Figure contents as structured data
────────
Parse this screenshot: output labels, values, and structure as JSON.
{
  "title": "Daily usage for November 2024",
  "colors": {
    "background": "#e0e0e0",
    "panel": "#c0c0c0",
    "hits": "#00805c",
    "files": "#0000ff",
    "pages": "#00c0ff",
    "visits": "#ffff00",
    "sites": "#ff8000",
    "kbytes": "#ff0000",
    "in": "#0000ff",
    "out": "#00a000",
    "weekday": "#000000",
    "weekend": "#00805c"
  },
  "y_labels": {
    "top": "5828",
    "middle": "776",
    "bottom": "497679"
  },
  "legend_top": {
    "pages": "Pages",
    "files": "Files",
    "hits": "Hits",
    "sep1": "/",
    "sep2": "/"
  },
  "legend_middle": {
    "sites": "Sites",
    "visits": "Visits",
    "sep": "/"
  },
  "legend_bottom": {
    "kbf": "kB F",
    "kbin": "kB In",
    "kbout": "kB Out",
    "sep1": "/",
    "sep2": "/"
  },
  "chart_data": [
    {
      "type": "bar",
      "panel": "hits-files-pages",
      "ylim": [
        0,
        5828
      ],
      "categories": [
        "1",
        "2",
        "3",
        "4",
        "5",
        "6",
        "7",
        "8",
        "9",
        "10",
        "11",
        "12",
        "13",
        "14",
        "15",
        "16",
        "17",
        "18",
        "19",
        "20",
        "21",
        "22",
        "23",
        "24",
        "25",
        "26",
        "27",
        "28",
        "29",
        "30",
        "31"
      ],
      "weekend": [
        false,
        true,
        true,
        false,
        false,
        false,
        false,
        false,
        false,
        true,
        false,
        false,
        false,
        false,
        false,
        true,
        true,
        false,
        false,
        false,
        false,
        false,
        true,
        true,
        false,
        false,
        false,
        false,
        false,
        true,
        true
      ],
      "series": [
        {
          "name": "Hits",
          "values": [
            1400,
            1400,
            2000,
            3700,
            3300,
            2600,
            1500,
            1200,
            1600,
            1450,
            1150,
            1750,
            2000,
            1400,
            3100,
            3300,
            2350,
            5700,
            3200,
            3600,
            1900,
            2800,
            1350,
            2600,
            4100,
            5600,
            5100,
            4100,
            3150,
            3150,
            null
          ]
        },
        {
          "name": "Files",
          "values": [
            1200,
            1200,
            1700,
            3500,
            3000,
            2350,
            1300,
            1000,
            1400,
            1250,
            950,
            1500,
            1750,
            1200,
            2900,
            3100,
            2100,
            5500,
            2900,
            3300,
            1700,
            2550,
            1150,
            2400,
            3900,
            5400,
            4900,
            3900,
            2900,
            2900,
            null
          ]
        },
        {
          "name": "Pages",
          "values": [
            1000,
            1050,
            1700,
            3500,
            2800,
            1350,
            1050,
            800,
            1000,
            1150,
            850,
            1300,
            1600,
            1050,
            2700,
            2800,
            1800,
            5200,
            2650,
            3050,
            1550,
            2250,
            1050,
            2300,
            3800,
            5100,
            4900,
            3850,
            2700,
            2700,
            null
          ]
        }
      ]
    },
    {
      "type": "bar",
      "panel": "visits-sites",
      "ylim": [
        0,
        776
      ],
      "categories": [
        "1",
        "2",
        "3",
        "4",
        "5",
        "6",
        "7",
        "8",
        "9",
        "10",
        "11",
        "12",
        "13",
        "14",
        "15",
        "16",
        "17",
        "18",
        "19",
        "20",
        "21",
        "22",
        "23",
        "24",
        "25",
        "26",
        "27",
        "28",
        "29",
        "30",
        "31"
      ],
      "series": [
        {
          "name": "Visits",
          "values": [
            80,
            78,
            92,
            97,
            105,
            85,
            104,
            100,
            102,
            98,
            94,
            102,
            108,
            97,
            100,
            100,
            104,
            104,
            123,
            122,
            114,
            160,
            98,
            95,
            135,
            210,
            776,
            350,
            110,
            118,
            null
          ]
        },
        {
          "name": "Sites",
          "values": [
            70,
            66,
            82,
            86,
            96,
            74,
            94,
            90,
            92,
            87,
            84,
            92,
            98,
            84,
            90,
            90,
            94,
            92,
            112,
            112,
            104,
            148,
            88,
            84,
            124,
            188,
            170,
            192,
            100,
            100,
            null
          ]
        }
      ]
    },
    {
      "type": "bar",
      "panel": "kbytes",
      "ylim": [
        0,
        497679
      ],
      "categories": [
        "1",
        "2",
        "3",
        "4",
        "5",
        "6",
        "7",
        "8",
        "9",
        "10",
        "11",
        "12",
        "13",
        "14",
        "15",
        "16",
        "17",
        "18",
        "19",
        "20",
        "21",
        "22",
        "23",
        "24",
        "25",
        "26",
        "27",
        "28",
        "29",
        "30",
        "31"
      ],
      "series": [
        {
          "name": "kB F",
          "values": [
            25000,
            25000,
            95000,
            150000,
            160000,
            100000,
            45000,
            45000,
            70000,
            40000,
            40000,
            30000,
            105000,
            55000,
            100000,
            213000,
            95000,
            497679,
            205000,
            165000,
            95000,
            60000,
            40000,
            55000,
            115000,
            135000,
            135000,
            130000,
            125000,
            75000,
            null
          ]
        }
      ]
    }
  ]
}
────────
TASK GOAL: Copy the material above back out, exactly as written.

TASK ANSWER:
Parse this screenshot: output labels, values, and structure as JSON.
{
  "title": "Daily usage for November 2024",
  "colors": {
    "background": "#e0e0e0",
    "panel": "#c0c0c0",
    "hits": "#00805c",
    "files": "#0000ff",
    "pages": "#00c0ff",
    "visits": "#ffff00",
    "sites": "#ff8000",
    "kbytes": "#ff0000",
    "in": "#0000ff",
    "out": "#00a000",
    "weekday": "#000000",
    "weekend": "#00805c"
  },
  "y_labels": {
    "top": "5828",
    "middle": "776",
    "bottom": "497679"
  },
  "legend_top": {
    "pages": "Pages",
    "files": "Files",
    "hits": "Hits",
    "sep1": "/",
    "sep2": "/"
  },
  "legend_middle": {
    "sites": "Sites",
    "visits": "Visits",
    "sep": "/"
  },
  "legend_bottom": {
    "kbf": "kB F",
    "kbin": "kB In",
    "kbout": "kB Out",
    "sep1": "/",
    "sep2": "/"
  },
  "chart_data": [
    {
      "type": "bar",
      "panel": "hits-files-pages",
      "ylim": [
        0,
        5828
      ],
      "categories": [
        "1",
        "2",
        "3",
        "4",
        "5",
        "6",
        "7",
        "8",
        "9",
        "10",
        "11",
        "12",
        "13",
        "14",
        "15",
        "16",
        "17",
        "18",
        "19",
        "20",
        "21",
        "22",
        "23",
        "24",
        "25",
        "26",
        "27",
        "28",
        "29",
        "30",
        "31"
      ],
      "weekend": [
        false,
        true,
        true,
        false,
        false,
        false,
        false,
        false,
        false,
        true,
        false,
        false,
        false,
        false,
        false,
        true,
        true,
        false,
        false,
        false,
        false,
        false,
        true,
        true,
        false,
        false,
        false,
        false,
        false,
        true,
        true
      ],
      "series": [
        {
          "name": "Hits",
          "values": [
            1400,
            1400,
            2000,
            3700,
            3300,
            2600,
            1500,
            1200,
            1600,
            1450,
            1150,
            1750,
            2000,
            1400,
            3100,
            3300,
            2350,
            5700,
            3200,
            3600,
            1900,
            2800,
            1350,
            2600,
            4100,
            5600,
            5100,
            4100,
            3150,
            3150,
            null
          ]
        },
        {
          "name": "Files",
          "values": [
            1200,
            1200,
            1700,
            3500,
            3000,
            2350,
            1300,
            1000,
            1400,
            1250,
            950,
            1500,
            1750,
            1200,
            2900,
            3100,
            2100,
            5500,
            2900,
            3300,
            1700,
            2550,
            1150,
            2400,
            3900,
            5400,
            4900,
            3900,
            2900,
            2900,
            null
          ]
        },
        {
          "name": "Pages",
          "values": [
            1000,
            1050,
            1700,
            3500,
            2800,
            1350,
            1050,
            800,
            1000,
            1150,
            850,
            1300,
            1600,
            1050,
            2700,
            2800,
            1800,
            5200,
            2650,
            3050,
            1550,
            2250,
            1050,
            2300,
            3800,
            5100,
            4900,
            3850,
            2700,
            2700,
            null
          ]
        }
      ]
    },
    {
      "type": "bar",
      "panel": "visits-sites",
      "ylim": [
        0,
        776
      ],
      "categories": [
        "1",
        "2",
        "3",
        "4",
        "5",
        "6",
        "7",
        "8",
        "9",
        "10",
        "11",
        "12",
        "13",
        "14",
        "15",
        "16",
        "17",
        "18",
        "19",
        "20",
        "21",
        "22",
        "23",
        "24",
        "25",
        "26",
        "27",
        "28",
        "29",
        "30",
        "31"
      ],
      "series": [
        {
          "name": "Visits",
          "values": [
            80,
            78,
            92,
            97,
            105,
            85,
            104,
            100,
            102,
            98,
            94,
            102,
            108,
            97,
            100,
            100,
            104,
            104,
            123,
            122,
            114,
            160,
            98,
            95,
            135,
            210,
            776,
            350,
            110,
            118,
            null
          ]
        },
        {
          "name": "Sites",
          "values": [
            70,
            66,
            82,
            86,
            96,
            74,
            94,
            90,
            92,
            87,
            84,
            92,
            98,
            84,
            90,
            90,
            94,
            92,
            112,
            112,
            104,
            148,
            88,
            84,
            124,
            188,
            170,
            192,
            100,
            100,
            null
          ]
        }
      ]
    },
    {
      "type": "bar",
      "panel": "kbytes",
      "ylim": [
        0,
        497679
      ],
      "categories": [
        "1",
        "2",
        "3",
        "4",
        "5",
        "6",
        "7",
        "8",
        "9",
        "10",
        "11",
        "12",
        "13",
        "14",
        "15",
        "16",
        "17",
        "18",
        "19",
        "20",
        "21",
        "22",
        "23",
        "24",
        "25",
        "26",
        "27",
        "28",
        "29",
        "30",
        "31"
      ],
      "series": [
        {
          "name": "kB F",
          "values": [
            25000,
            25000,
            95000,
            150000,
            160000,
            100000,
            45000,
            45000,
            70000,
            40000,
            40000,
            30000,
            105000,
            55000,
            100000,
            213000,
            95000,
            497679,
            205000,
            165000,
            95000,
            60000,
            40000,
            55000,
            115000,
            135000,
            135000,
            130000,
            125000,
            75000,
            null
          ]
        }
      ]
    }
  ]
}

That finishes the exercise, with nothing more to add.